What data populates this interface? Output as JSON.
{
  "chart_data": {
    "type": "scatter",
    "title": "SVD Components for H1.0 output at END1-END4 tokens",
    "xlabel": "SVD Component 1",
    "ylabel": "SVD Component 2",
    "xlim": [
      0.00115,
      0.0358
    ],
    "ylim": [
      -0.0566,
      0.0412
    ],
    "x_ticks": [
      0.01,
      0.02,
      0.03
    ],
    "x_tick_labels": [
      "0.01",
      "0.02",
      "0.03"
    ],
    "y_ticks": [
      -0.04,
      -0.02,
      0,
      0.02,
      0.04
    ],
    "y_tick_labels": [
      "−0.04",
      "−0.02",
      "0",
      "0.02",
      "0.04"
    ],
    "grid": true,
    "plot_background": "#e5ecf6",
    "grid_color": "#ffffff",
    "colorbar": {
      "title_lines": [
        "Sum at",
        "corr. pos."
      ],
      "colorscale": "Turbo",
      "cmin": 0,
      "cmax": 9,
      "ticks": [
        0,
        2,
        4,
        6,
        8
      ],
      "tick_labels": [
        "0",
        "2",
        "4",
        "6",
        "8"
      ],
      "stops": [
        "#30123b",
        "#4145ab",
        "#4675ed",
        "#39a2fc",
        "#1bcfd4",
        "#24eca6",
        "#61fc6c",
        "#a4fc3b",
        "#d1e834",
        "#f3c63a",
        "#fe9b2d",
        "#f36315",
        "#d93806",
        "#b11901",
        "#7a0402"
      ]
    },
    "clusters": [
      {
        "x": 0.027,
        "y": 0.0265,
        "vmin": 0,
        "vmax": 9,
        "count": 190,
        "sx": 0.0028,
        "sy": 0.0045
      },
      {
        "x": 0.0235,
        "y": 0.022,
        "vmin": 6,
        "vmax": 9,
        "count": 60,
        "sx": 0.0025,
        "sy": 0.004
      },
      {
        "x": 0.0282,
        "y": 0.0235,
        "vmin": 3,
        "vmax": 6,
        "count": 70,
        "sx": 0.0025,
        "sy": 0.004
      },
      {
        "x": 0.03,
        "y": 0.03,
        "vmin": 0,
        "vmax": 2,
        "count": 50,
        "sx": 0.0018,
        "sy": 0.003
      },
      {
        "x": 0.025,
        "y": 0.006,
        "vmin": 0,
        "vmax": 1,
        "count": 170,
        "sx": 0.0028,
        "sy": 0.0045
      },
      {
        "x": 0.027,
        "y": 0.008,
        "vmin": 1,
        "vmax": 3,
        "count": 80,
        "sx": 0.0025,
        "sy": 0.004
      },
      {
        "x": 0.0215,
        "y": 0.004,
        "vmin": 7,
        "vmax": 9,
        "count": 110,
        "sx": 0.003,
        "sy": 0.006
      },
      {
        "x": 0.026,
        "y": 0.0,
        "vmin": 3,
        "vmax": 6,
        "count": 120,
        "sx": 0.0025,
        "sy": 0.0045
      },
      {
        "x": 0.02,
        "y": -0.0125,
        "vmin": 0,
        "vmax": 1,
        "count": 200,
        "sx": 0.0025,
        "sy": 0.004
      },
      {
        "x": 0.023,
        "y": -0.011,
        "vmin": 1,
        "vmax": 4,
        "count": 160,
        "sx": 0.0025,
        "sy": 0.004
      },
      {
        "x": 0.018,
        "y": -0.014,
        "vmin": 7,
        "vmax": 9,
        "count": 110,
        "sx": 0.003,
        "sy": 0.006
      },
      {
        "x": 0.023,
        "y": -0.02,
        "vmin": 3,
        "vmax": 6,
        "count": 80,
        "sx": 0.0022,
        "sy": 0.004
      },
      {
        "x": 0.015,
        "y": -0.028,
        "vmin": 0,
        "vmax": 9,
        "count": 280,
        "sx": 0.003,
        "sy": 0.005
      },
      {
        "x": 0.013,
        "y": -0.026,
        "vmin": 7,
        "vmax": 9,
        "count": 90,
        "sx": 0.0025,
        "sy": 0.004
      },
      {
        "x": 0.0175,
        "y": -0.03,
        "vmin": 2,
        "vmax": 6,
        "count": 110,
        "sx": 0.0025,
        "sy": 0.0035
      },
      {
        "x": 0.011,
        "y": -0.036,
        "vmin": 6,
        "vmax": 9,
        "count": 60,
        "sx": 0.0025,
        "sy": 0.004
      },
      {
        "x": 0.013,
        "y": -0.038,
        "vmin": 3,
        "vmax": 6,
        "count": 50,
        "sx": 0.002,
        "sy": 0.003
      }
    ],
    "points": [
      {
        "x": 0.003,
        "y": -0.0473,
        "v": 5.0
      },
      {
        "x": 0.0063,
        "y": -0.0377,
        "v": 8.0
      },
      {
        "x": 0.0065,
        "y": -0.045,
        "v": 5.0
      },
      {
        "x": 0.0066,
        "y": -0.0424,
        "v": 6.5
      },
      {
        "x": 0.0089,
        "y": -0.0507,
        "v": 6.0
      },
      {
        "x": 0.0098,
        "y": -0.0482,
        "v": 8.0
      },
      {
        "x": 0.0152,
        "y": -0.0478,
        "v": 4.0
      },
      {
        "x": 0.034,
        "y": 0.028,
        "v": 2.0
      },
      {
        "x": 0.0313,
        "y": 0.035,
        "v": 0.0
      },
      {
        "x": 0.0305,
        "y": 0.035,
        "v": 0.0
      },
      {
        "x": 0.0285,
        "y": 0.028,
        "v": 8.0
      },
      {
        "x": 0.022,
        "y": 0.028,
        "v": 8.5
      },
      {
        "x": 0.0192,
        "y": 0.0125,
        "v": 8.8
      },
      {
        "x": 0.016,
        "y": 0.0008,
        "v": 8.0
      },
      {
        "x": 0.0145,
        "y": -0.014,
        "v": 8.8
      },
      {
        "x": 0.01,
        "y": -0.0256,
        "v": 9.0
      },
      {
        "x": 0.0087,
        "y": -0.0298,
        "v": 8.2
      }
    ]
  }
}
****************
Print the listing above in its entirety, with every line exact.

• The result
What data populates this interface? Output as JSON.
{
  "chart_data": {
    "type": "scatter",
    "title": "SVD Components for H1.0 output at END1-END4 tokens",
    "xlabel": "SVD Component 1",
    "ylabel": "SVD Component 2",
    "xlim": [
      0.00115,
      0.0358
    ],
    "ylim": [
      -0.0566,
      0.0412
    ],
    "x_ticks": [
      0.01,
      0.02,
      0.03
    ],
    "x_tick_labels": [
      "0.01",
      "0.02",
      "0.03"
    ],
    "y_ticks": [
      -0.04,
      -0.02,
      0,
      0.02,
      0.04
    ],
    "y_tick_labels": [
      "−0.04",
      "−0.02",
      "0",
      "0.02",
      "0.04"
    ],
    "grid": true,
    "plot_background": "#e5ecf6",
    "grid_color": "#ffffff",
    "colorbar": {
      "title_lines": [
        "Sum at",
        "corr. pos."
      ],
      "colorscale": "Turbo",
      "cmin": 0,
      "cmax": 9,
      "ticks": [
        0,
        2,
        4,
        6,
        8
      ],
      "tick_labels": [
        "0",
        "2",
        "4",
        "6",
        "8"
      ],
      "stops": [
        "#30123b",
        "#4145ab",
        "#4675ed",
        "#39a2fc",
        "#1bcfd4",
        "#24eca6",
        "#61fc6c",
        "#a4fc3b",
        "#d1e834",
        "#f3c63a",
        "#fe9b2d",
        "#f36315",
        "#d93806",
        "#b11901",
        "#7a0402"
      ]
    },
    "clusters": [
      {
        "x": 0.027,
        "y": 0.0265,
        "vmin": 0,
        "vmax": 9,
        "count": 190,
        "sx": 0.0028,
        "sy": 0.0045
      },
      {
        "x": 0.0235,
        "y": 0.022,
        "vmin": 6,
        "vmax": 9,
        "count": 60,
        "sx": 0.0025,
        "sy": 0.004
      },
      {
        "x": 0.0282,
        "y": 0.0235,
        "vmin": 3,
        "vmax": 6,
        "count": 70,
        "sx": 0.0025,
        "sy": 0.004
      },
      {
        "x": 0.03,
        "y": 0.03,
        "vmin": 0,
        "vmax": 2,
        "count": 50,
        "sx": 0.0018,
        "sy": 0.003
      },
      {
        "x": 0.025,
        "y": 0.006,
        "vmin": 0,
        "vmax": 1,
        "count": 170,
        "sx": 0.0028,
        "sy": 0.0045
      },
      {
        "x": 0.027,
        "y": 0.008,
        "vmin": 1,
        "vmax": 3,
        "count": 80,
        "sx": 0.0025,
        "sy": 0.004
      },
      {
        "x": 0.0215,
        "y": 0.004,
        "vmin": 7,
        "vmax": 9,
        "count": 110,
        "sx": 0.003,
        "sy": 0.006
      },
      {
        "x": 0.026,
        "y": 0.0,
        "vmin": 3,
        "vmax": 6,
        "count": 120,
        "sx": 0.0025,
        "sy": 0.0045
      },
      {
        "x": 0.02,
        "y": -0.0125,
        "vmin": 0,
        "vmax": 1,
        "count": 200,
        "sx": 0.0025,
        "sy": 0.004
      },
      {
        "x": 0.023,
        "y": -0.011,
        "vmin": 1,
        "vmax": 4,
        "count": 160,
        "sx": 0.0025,
        "sy": 0.004
      },
      {
        "x": 0.018,
        "y": -0.014,
        "vmin": 7,
        "vmax": 9,
        "count": 110,
        "sx": 0.003,
        "sy": 0.006
      },
      {
        "x": 0.023,
        "y": -0.02,
        "vmin": 3,
        "vmax": 6,
        "count": 80,
        "sx": 0.0022,
        "sy": 0.004
      },
      {
        "x": 0.015,
        "y": -0.028,
        "vmin": 0,
        "vmax": 9,
        "count": 280,
        "sx": 0.003,
        "sy": 0.005
      },
      {
        "x": 0.013,
        "y": -0.026,
        "vmin": 7,
        "vmax": 9,
        "count": 90,
        "sx": 0.0025,
        "sy": 0.004
      },
      {
        "x": 0.0175,
        "y": -0.03,
        "vmin": 2,
        "vmax": 6,
        "count": 110,
        "sx": 0.0025,
        "sy": 0.0035
      },
      {
        "x": 0.011,
        "y": -0.036,
        "vmin": 6,
        "vmax": 9,
        "count": 60,
        "sx": 0.0025,
        "sy": 0.004
      },
      {
        "x": 0.013,
        "y": -0.038,
        "vmin": 3,
        "vmax": 6,
        "count": 50,
        "sx": 0.002,
        "sy": 0.003
      }
    ],
    "points": [
      {
        "x": 0.003,
        "y": -0.0473,
        "v": 5.0
      },
      {
        "x": 0.0063,
        "y": -0.0377,
        "v": 8.0
      },
      {
        "x": 0.0065,
        "y": -0.045,
        "v": 5.0
      },
      {
        "x": 0.0066,
        "y": -0.0424,
        "v": 6.5
      },
      {
        "x": 0.0089,
        "y": -0.0507,
        "v": 6.0
      },
      {
        "x": 0.0098,
        "y": -0.0482,
        "v": 8.0
      },
      {
        "x": 0.0152,
        "y": -0.0478,
        "v": 4.0
      },
      {
        "x": 0.034,
        "y": 0.028,
        "v": 2.0
      },
      {
        "x": 0.0313,
        "y": 0.035,
        "v": 0.0
      },
      {
        "x": 0.0305,
        "y": 0.035,
        "v": 0.0
      },
      {
        "x": 0.0285,
        "y": 0.028,
        "v": 8.0
      },
      {
        "x": 0.022,
        "y": 0.028,
        "v": 8.5
      },
      {
        "x": 0.0192,
        "y": 0.0125,
        "v": 8.8
      },
      {
        "x": 0.016,
        "y": 0.0008,
        "v": 8.0
      },
      {
        "x": 0.0145,
        "y": -0.014,
        "v": 8.8
      },
      {
        "x": 0.01,
        "y": -0.0256,
        "v": 9.0
      },
      {
        "x": 0.0087,
        "y": -0.0298,
        "v": 8.2
      }
    ]
  }
}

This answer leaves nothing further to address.